=== Entries shown ===

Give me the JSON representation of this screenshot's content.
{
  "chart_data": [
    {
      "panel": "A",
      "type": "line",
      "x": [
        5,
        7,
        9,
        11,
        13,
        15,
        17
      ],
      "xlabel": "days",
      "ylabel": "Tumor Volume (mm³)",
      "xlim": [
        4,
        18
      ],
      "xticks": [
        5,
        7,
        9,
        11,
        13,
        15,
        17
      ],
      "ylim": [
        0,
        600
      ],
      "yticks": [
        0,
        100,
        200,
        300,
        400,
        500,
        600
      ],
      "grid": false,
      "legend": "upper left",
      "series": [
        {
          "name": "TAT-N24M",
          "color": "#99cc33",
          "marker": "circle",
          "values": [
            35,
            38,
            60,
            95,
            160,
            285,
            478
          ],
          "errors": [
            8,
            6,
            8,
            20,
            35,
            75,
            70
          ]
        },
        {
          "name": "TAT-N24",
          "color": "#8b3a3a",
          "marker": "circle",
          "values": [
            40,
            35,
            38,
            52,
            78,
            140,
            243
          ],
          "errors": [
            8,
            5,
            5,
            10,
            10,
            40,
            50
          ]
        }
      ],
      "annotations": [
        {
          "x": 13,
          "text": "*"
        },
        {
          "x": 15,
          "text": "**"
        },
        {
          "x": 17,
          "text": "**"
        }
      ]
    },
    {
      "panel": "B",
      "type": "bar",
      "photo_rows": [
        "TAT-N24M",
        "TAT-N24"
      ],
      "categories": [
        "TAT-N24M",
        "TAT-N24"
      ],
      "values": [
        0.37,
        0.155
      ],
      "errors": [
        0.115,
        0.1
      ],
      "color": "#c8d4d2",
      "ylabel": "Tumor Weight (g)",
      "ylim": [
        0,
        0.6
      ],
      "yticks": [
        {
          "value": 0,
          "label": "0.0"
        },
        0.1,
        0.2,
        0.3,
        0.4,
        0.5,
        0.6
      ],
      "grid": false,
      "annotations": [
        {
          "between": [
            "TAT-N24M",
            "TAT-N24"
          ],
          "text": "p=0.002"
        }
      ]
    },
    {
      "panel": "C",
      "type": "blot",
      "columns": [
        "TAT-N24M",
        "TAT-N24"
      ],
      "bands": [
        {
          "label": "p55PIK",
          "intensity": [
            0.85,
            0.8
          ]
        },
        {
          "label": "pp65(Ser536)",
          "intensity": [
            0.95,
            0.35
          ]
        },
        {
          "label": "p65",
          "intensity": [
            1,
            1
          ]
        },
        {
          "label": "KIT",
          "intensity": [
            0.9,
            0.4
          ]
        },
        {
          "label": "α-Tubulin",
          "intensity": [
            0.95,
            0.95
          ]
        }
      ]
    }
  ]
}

===

- _The task_
Your answer should consist of the lines from the listing that hold the word "Tumor".

- _Output below_
      "ylabel": "Tumor Volume (mm³)",
      "ylabel": "Tumor Weight (g)",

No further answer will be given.